## START DATASET EXTRACT
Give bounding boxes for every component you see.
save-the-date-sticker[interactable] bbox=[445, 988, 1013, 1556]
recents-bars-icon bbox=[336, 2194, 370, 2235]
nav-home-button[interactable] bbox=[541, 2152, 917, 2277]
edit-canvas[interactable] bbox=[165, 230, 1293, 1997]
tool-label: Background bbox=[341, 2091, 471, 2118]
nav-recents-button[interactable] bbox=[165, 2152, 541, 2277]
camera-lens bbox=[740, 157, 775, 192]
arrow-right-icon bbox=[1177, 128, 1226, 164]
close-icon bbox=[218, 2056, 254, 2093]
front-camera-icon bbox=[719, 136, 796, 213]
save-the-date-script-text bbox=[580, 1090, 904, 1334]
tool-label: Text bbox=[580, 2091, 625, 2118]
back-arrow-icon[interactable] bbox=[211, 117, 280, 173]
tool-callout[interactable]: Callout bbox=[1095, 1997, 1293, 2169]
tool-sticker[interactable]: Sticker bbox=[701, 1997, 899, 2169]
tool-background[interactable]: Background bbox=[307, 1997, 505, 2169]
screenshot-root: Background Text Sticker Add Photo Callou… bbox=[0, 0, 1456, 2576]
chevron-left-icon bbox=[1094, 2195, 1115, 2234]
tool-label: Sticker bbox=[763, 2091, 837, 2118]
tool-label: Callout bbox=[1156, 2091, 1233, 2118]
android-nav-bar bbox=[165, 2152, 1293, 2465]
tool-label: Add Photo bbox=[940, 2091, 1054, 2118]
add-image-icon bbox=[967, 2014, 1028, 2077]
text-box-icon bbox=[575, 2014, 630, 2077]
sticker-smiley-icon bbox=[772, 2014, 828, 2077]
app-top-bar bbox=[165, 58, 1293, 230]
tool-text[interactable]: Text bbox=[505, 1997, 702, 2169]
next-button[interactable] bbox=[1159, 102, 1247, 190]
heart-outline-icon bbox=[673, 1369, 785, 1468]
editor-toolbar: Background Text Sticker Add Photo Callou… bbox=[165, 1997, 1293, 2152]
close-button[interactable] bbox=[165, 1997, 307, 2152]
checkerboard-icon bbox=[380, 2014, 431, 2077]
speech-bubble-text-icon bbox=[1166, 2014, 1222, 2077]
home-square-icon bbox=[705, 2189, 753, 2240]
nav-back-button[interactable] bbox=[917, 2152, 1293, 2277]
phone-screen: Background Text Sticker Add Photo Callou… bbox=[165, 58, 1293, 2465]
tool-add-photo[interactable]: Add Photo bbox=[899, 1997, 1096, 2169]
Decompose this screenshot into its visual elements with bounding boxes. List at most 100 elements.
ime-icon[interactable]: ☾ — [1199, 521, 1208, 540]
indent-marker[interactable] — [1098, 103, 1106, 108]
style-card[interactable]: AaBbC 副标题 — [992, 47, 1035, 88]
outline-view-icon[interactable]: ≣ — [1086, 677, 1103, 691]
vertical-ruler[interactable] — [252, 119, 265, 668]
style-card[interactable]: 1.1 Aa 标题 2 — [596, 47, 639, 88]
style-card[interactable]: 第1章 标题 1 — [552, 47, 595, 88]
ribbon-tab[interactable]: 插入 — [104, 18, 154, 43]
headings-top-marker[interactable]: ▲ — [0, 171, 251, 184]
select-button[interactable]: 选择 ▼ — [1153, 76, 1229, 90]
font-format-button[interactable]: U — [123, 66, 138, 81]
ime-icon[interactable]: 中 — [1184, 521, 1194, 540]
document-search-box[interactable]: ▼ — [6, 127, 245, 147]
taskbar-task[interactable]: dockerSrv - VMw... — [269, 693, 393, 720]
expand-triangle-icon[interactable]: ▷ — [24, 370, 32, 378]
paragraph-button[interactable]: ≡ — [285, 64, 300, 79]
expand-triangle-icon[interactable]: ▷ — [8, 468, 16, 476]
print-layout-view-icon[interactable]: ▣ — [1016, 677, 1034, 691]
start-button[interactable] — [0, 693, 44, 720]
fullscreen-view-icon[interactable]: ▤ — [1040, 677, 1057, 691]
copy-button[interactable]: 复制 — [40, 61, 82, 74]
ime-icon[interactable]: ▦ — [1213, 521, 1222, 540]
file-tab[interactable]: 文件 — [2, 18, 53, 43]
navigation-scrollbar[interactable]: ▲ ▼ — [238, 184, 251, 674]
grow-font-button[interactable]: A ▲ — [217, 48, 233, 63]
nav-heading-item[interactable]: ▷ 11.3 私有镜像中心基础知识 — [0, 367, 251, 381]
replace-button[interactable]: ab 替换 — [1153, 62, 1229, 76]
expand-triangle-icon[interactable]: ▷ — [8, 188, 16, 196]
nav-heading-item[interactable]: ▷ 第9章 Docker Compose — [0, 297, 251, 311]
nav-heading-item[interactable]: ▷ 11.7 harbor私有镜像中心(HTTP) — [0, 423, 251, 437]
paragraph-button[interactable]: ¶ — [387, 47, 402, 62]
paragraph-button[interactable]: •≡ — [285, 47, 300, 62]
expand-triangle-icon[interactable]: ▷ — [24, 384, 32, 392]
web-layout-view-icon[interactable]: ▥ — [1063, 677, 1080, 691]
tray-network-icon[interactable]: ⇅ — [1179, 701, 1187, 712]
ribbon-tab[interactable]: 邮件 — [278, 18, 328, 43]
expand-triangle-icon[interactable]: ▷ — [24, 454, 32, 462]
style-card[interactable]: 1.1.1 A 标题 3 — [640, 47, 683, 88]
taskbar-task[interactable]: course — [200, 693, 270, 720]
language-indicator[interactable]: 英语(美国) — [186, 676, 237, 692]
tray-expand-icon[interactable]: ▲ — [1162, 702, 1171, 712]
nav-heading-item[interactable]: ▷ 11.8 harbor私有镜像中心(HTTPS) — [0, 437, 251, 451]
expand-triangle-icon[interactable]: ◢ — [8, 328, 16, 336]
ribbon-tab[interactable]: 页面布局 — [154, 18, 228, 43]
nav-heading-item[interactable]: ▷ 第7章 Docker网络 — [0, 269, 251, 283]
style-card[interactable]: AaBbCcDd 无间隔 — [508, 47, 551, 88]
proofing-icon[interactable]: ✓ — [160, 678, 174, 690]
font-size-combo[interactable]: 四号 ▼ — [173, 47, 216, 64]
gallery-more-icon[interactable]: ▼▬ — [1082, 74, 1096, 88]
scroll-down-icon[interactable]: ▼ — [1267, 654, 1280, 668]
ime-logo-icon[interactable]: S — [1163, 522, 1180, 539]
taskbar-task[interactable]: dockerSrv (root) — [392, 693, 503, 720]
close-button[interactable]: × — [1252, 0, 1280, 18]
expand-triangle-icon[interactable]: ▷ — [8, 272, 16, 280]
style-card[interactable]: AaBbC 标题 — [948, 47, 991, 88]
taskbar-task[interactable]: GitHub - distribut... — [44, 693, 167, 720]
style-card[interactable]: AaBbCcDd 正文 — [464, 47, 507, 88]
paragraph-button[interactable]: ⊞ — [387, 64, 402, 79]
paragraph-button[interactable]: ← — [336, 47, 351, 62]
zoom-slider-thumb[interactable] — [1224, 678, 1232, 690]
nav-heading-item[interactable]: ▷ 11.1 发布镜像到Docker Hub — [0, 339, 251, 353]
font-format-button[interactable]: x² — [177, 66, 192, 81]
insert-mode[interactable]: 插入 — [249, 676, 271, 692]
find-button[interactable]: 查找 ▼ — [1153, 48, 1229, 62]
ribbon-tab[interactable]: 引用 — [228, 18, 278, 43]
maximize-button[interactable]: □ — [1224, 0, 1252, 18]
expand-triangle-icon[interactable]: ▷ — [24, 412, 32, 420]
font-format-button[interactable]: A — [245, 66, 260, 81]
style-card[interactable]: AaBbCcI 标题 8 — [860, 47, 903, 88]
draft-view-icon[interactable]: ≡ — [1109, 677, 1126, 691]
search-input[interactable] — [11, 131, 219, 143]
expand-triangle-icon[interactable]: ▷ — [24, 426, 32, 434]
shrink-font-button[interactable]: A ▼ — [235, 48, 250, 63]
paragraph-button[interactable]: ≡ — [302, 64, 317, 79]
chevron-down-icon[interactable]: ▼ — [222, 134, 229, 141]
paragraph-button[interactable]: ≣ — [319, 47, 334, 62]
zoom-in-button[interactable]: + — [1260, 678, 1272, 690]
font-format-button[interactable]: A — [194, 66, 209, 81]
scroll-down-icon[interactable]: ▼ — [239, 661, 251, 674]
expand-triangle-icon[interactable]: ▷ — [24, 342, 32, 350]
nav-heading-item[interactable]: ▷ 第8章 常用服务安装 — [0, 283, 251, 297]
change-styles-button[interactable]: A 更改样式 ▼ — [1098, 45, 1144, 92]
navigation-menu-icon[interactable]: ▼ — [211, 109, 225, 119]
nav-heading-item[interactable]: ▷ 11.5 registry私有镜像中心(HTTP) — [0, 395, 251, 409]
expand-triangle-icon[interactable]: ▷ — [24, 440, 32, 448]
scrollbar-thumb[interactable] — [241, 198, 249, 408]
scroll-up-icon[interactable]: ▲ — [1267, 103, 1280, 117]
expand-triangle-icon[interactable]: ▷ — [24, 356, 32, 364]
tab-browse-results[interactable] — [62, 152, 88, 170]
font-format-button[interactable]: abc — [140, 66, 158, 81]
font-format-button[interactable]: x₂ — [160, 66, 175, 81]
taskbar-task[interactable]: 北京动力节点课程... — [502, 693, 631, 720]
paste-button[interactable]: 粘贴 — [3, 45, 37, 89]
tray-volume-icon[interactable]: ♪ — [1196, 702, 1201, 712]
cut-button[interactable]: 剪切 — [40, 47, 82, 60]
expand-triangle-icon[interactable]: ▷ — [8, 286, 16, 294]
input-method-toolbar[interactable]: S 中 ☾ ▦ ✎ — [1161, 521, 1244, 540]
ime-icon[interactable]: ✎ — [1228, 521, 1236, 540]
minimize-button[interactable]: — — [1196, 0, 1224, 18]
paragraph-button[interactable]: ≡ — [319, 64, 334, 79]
## END DATASET EXTRACT
▶ **WRITTEN EXERCISE**: Reproduce the items without any change, from the first line through the line that holds "ime-icon[interactable]: ☾ —", with both of those lines included.

▶ **SOLUTION BELOW**:
Give bounding boxes for every component you see.
save-the-date-sticker[interactable] bbox=[445, 988, 1013, 1556]
recents-bars-icon bbox=[336, 2194, 370, 2235]
nav-home-button[interactable] bbox=[541, 2152, 917, 2277]
edit-canvas[interactable] bbox=[165, 230, 1293, 1997]
tool-label: Background bbox=[341, 2091, 471, 2118]
nav-recents-button[interactable] bbox=[165, 2152, 541, 2277]
camera-lens bbox=[740, 157, 775, 192]
arrow-right-icon bbox=[1177, 128, 1226, 164]
close-icon bbox=[218, 2056, 254, 2093]
front-camera-icon bbox=[719, 136, 796, 213]
save-the-date-script-text bbox=[580, 1090, 904, 1334]
tool-label: Text bbox=[580, 2091, 625, 2118]
back-arrow-icon[interactable] bbox=[211, 117, 280, 173]
tool-callout[interactable]: Callout bbox=[1095, 1997, 1293, 2169]
tool-sticker[interactable]: Sticker bbox=[701, 1997, 899, 2169]
tool-background[interactable]: Background bbox=[307, 1997, 505, 2169]
screenshot-root: Background Text Sticker Add Photo Callou… bbox=[0, 0, 1456, 2576]
chevron-left-icon bbox=[1094, 2195, 1115, 2234]
tool-label: Sticker bbox=[763, 2091, 837, 2118]
tool-label: Callout bbox=[1156, 2091, 1233, 2118]
android-nav-bar bbox=[165, 2152, 1293, 2465]
tool-label: Add Photo bbox=[940, 2091, 1054, 2118]
add-image-icon bbox=[967, 2014, 1028, 2077]
text-box-icon bbox=[575, 2014, 630, 2077]
sticker-smiley-icon bbox=[772, 2014, 828, 2077]
app-top-bar bbox=[165, 58, 1293, 230]
tool-text[interactable]: Text bbox=[505, 1997, 702, 2169]
next-button[interactable] bbox=[1159, 102, 1247, 190]
heart-outline-icon bbox=[673, 1369, 785, 1468]
editor-toolbar: Background Text Sticker Add Photo Callou… bbox=[165, 1997, 1293, 2152]
close-button[interactable] bbox=[165, 1997, 307, 2152]
checkerboard-icon bbox=[380, 2014, 431, 2077]
speech-bubble-text-icon bbox=[1166, 2014, 1222, 2077]
home-square-icon bbox=[705, 2189, 753, 2240]
nav-back-button[interactable] bbox=[917, 2152, 1293, 2277]
phone-screen: Background Text Sticker Add Photo Callou… bbox=[165, 58, 1293, 2465]
tool-add-photo[interactable]: Add Photo bbox=[899, 1997, 1096, 2169]
Decompose this screenshot into its visual elements with bounding boxes. List at most 100 elements.
ime-icon[interactable]: ☾ — [1199, 521, 1208, 540]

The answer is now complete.